[Start Available records]

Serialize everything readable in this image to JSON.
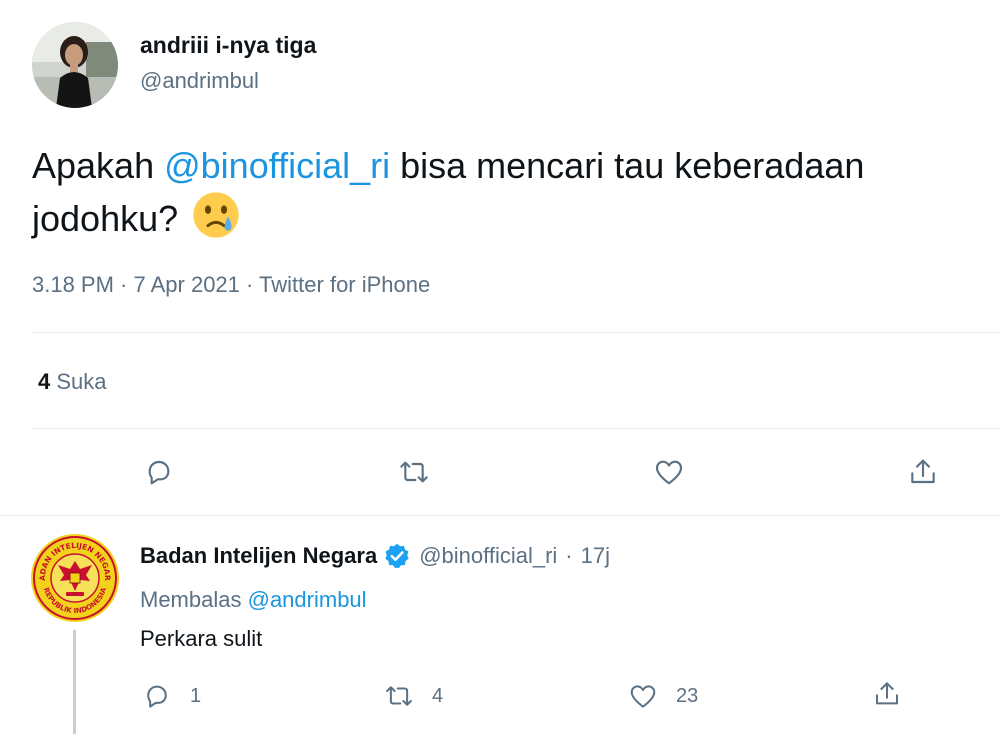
{
  "tweet": {
    "author_name": "andriii i-nya tiga",
    "author_handle": "@andrimbul",
    "text_before": "Apakah ",
    "mention": "@binofficial_ri",
    "text_after": " bisa mencari tau keberadaan jodohku?",
    "emoji": "crying-face-emoji",
    "meta": "3.18 PM · 7 Apr 2021 · Twitter for iPhone",
    "likes_count": "4",
    "likes_label": "Suka",
    "icons": [
      "reply-icon",
      "retweet-icon",
      "like-icon",
      "share-icon"
    ]
  },
  "reply": {
    "author_name": "Badan Intelijen Negara",
    "author_handle": "@binofficial_ri",
    "separator": "·",
    "time": "17j",
    "replying_label": "Membalas",
    "replying_to": "@andrimbul",
    "text": "Perkara sulit",
    "reply_count": "1",
    "retweet_count": "4",
    "like_count": "23",
    "logo_text_top": "BADAN INTELIJEN NEGARA",
    "logo_text_bottom": "REPUBLIK INDONESIA"
  },
  "colors": {
    "link": "#1b95e0",
    "muted": "#5b7083",
    "divider": "#e6ecf0",
    "verified": "#1da1f2",
    "logo_yellow": "#f2d21a",
    "logo_red": "#c8102e"
  }
}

[End Available records]

Leave the pictures out and reproduce each record exactly as written.

**Reply**
Serialize everything readable in this image to JSON.
{
  "tweet": {
    "author_name": "andriii i-nya tiga",
    "author_handle": "@andrimbul",
    "text_before": "Apakah ",
    "mention": "@binofficial_ri",
    "text_after": " bisa mencari tau keberadaan jodohku?",
    "emoji": "crying-face-emoji",
    "meta": "3.18 PM · 7 Apr 2021 · Twitter for iPhone",
    "likes_count": "4",
    "likes_label": "Suka",
    "icons": [
      "reply-icon",
      "retweet-icon",
      "like-icon",
      "share-icon"
    ]
  },
  "reply": {
    "author_name": "Badan Intelijen Negara",
    "author_handle": "@binofficial_ri",
    "separator": "·",
    "time": "17j",
    "replying_label": "Membalas",
    "replying_to": "@andrimbul",
    "text": "Perkara sulit",
    "reply_count": "1",
    "retweet_count": "4",
    "like_count": "23",
    "logo_text_top": "BADAN INTELIJEN NEGARA",
    "logo_text_bottom": "REPUBLIK INDONESIA"
  },
  "colors": {
    "link": "#1b95e0",
    "muted": "#5b7083",
    "divider": "#e6ecf0",
    "verified": "#1da1f2",
    "logo_yellow": "#f2d21a",
    "logo_red": "#c8102e"
  }
}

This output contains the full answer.